_GIVEN INSTRUCTION_
Collect every line that includes the string "Hill".

_SUPPLIED INFORMATION_
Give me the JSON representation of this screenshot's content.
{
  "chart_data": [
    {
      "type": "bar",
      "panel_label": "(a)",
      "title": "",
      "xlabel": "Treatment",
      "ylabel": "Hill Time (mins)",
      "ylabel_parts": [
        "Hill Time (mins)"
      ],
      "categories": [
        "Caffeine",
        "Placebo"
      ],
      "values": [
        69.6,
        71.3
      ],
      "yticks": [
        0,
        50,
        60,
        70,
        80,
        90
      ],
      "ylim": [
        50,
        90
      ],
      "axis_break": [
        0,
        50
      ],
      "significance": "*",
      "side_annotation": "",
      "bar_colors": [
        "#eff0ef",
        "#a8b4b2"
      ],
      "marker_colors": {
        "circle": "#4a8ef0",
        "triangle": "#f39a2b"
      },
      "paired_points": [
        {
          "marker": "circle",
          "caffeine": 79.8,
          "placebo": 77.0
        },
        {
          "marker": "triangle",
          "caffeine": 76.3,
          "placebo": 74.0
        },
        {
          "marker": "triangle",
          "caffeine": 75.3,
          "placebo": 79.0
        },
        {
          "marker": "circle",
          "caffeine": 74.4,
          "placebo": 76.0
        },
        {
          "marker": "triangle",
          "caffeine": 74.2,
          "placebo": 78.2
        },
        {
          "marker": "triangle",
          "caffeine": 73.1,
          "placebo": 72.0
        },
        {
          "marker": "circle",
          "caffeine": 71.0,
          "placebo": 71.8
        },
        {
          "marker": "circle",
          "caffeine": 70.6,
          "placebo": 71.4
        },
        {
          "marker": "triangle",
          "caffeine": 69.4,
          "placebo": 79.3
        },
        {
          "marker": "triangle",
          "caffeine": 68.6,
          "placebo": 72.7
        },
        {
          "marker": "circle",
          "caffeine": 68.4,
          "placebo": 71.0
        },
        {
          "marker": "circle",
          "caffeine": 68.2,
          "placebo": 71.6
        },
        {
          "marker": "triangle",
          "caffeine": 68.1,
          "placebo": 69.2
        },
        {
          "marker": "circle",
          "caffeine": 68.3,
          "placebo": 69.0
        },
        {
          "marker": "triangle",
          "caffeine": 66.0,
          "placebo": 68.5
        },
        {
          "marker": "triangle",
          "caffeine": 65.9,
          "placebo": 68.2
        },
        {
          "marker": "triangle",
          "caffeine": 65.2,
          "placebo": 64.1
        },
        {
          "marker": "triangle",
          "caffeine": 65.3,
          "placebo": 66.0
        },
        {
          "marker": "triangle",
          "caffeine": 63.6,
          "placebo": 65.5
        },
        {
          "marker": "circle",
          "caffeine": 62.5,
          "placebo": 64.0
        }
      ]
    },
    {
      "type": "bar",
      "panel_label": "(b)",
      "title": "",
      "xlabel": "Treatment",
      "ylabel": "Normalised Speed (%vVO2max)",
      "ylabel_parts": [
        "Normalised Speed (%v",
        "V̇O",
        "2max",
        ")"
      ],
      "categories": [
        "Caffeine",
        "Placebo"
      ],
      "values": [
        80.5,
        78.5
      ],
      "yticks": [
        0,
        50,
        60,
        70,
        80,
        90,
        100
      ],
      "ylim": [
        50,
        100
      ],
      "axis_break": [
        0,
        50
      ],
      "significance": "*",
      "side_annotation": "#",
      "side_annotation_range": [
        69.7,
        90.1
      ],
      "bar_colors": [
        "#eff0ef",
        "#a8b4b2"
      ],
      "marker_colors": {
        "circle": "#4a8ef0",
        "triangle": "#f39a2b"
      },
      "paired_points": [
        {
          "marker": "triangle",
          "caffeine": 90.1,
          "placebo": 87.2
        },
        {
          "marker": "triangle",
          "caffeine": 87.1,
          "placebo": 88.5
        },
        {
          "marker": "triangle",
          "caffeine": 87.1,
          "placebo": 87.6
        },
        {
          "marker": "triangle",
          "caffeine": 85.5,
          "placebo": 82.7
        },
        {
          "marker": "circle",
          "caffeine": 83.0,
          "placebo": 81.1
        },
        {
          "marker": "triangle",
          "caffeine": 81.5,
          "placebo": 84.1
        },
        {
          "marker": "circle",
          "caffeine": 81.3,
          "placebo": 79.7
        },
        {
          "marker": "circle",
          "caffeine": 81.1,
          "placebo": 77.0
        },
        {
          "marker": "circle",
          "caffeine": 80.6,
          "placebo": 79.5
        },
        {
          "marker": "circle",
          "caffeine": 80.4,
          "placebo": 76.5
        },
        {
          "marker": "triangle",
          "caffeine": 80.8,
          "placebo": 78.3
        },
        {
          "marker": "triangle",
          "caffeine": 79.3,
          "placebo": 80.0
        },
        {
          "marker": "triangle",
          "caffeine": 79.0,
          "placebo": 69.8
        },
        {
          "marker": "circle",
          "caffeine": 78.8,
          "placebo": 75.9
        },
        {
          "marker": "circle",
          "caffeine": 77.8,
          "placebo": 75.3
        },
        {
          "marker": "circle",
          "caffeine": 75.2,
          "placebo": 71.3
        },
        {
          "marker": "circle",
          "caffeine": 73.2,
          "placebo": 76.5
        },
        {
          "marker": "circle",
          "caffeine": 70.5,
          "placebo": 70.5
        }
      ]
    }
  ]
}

_EXERCISE SOLUTION_
      "ylabel": "Hill Time (mins)",
        "Hill Time (mins)"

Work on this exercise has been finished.